--- Bounding box listing ---
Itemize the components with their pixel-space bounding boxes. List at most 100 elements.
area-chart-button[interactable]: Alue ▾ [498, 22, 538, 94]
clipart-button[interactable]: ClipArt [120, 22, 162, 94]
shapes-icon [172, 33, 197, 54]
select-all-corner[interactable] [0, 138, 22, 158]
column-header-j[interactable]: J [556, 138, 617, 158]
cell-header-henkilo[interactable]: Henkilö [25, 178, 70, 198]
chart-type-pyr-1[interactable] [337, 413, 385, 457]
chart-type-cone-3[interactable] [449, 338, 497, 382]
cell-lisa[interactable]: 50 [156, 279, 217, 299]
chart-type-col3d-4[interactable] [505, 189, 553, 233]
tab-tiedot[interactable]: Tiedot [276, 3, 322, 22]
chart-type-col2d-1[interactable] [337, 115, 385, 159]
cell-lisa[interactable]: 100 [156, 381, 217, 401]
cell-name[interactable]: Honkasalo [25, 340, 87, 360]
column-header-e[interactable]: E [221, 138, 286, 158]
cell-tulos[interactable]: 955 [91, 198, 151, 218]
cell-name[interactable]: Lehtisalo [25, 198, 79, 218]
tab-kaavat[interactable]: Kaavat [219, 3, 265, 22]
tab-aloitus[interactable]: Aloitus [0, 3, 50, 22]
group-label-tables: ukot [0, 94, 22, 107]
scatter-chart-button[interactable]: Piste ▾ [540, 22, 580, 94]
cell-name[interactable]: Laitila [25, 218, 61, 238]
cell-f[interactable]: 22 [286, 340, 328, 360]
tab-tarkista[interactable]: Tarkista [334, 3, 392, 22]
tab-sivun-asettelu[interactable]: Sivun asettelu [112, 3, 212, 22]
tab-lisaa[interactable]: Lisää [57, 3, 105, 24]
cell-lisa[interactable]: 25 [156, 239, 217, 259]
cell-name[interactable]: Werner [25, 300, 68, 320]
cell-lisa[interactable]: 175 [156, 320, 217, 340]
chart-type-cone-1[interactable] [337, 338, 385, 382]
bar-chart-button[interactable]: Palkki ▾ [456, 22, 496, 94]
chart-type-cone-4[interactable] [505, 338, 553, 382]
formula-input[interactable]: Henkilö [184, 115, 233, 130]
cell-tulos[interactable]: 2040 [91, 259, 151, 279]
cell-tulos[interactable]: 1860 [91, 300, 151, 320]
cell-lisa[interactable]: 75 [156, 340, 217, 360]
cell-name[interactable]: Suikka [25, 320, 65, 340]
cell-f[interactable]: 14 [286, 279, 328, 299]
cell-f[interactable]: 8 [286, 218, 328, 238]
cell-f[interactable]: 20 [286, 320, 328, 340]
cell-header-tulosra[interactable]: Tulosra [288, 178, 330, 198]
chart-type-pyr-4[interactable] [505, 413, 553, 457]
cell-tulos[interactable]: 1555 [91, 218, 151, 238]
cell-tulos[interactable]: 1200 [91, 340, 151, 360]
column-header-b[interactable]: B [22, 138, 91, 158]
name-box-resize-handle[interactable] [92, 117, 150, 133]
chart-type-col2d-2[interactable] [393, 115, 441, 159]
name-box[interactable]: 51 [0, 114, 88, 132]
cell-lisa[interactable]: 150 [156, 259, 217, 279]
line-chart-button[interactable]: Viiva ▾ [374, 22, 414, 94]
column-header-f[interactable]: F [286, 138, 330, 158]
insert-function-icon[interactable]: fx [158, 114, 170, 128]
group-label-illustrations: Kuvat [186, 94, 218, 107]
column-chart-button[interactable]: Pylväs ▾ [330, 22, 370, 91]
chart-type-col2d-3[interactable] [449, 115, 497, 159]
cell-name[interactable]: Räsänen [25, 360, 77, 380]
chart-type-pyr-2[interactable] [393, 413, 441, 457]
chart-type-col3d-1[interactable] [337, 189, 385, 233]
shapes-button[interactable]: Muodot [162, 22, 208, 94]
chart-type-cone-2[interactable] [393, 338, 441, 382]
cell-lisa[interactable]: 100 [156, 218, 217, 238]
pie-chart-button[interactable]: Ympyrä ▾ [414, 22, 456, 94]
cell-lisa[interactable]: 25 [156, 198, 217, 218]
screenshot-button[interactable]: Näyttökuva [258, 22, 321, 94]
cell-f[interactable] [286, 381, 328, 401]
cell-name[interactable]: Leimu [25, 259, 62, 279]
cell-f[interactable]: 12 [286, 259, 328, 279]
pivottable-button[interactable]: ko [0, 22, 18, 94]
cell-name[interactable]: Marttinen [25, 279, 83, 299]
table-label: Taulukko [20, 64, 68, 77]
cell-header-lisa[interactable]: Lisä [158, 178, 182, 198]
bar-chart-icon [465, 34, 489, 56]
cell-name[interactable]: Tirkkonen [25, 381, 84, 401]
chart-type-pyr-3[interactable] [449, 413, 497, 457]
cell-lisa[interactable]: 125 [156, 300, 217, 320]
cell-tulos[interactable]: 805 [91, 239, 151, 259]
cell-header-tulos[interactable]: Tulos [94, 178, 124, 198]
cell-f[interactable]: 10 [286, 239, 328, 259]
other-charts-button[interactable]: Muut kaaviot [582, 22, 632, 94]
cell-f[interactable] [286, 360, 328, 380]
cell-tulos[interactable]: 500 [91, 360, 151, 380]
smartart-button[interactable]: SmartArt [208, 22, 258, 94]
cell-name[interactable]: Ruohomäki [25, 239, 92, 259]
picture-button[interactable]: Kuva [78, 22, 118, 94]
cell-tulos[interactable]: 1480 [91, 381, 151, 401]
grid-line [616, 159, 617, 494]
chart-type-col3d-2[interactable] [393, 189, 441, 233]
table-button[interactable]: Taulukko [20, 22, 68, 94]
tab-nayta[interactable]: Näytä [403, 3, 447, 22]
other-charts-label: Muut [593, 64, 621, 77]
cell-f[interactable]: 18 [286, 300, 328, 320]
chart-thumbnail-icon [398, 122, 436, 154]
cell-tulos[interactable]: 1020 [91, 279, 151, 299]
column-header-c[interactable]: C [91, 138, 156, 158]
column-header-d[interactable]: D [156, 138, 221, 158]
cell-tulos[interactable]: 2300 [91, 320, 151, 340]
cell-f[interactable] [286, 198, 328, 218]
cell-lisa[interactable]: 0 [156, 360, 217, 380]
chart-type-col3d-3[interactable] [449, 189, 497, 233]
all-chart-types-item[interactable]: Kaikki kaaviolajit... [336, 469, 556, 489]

--- Exercise goal ---
Copy out, unchanged, every line of the listing from its first line through the line containing "cell-f[interactable]: 8 [286, 218, 328, 238]", with both ends included.

--- The answer ---
Itemize the components with their pixel-space bounding boxes. List at most 100 elements.
area-chart-button[interactable]: Alue ▾ [498, 22, 538, 94]
clipart-button[interactable]: ClipArt [120, 22, 162, 94]
shapes-icon [172, 33, 197, 54]
select-all-corner[interactable] [0, 138, 22, 158]
column-header-j[interactable]: J [556, 138, 617, 158]
cell-header-henkilo[interactable]: Henkilö [25, 178, 70, 198]
chart-type-pyr-1[interactable] [337, 413, 385, 457]
chart-type-cone-3[interactable] [449, 338, 497, 382]
cell-lisa[interactable]: 50 [156, 279, 217, 299]
chart-type-col3d-4[interactable] [505, 189, 553, 233]
tab-tiedot[interactable]: Tiedot [276, 3, 322, 22]
chart-type-col2d-1[interactable] [337, 115, 385, 159]
cell-lisa[interactable]: 100 [156, 381, 217, 401]
cell-name[interactable]: Honkasalo [25, 340, 87, 360]
column-header-e[interactable]: E [221, 138, 286, 158]
cell-tulos[interactable]: 955 [91, 198, 151, 218]
cell-name[interactable]: Lehtisalo [25, 198, 79, 218]
tab-kaavat[interactable]: Kaavat [219, 3, 265, 22]
tab-aloitus[interactable]: Aloitus [0, 3, 50, 22]
group-label-tables: ukot [0, 94, 22, 107]
scatter-chart-button[interactable]: Piste ▾ [540, 22, 580, 94]
cell-name[interactable]: Laitila [25, 218, 61, 238]
cell-f[interactable]: 22 [286, 340, 328, 360]
tab-tarkista[interactable]: Tarkista [334, 3, 392, 22]
tab-sivun-asettelu[interactable]: Sivun asettelu [112, 3, 212, 22]
tab-lisaa[interactable]: Lisää [57, 3, 105, 24]
cell-lisa[interactable]: 25 [156, 239, 217, 259]
cell-name[interactable]: Werner [25, 300, 68, 320]
cell-lisa[interactable]: 175 [156, 320, 217, 340]
chart-type-cone-1[interactable] [337, 338, 385, 382]
bar-chart-button[interactable]: Palkki ▾ [456, 22, 496, 94]
chart-type-cone-4[interactable] [505, 338, 553, 382]
formula-input[interactable]: Henkilö [184, 115, 233, 130]
cell-tulos[interactable]: 2040 [91, 259, 151, 279]
cell-tulos[interactable]: 1860 [91, 300, 151, 320]
cell-lisa[interactable]: 75 [156, 340, 217, 360]
cell-name[interactable]: Suikka [25, 320, 65, 340]
cell-f[interactable]: 14 [286, 279, 328, 299]
cell-f[interactable]: 8 [286, 218, 328, 238]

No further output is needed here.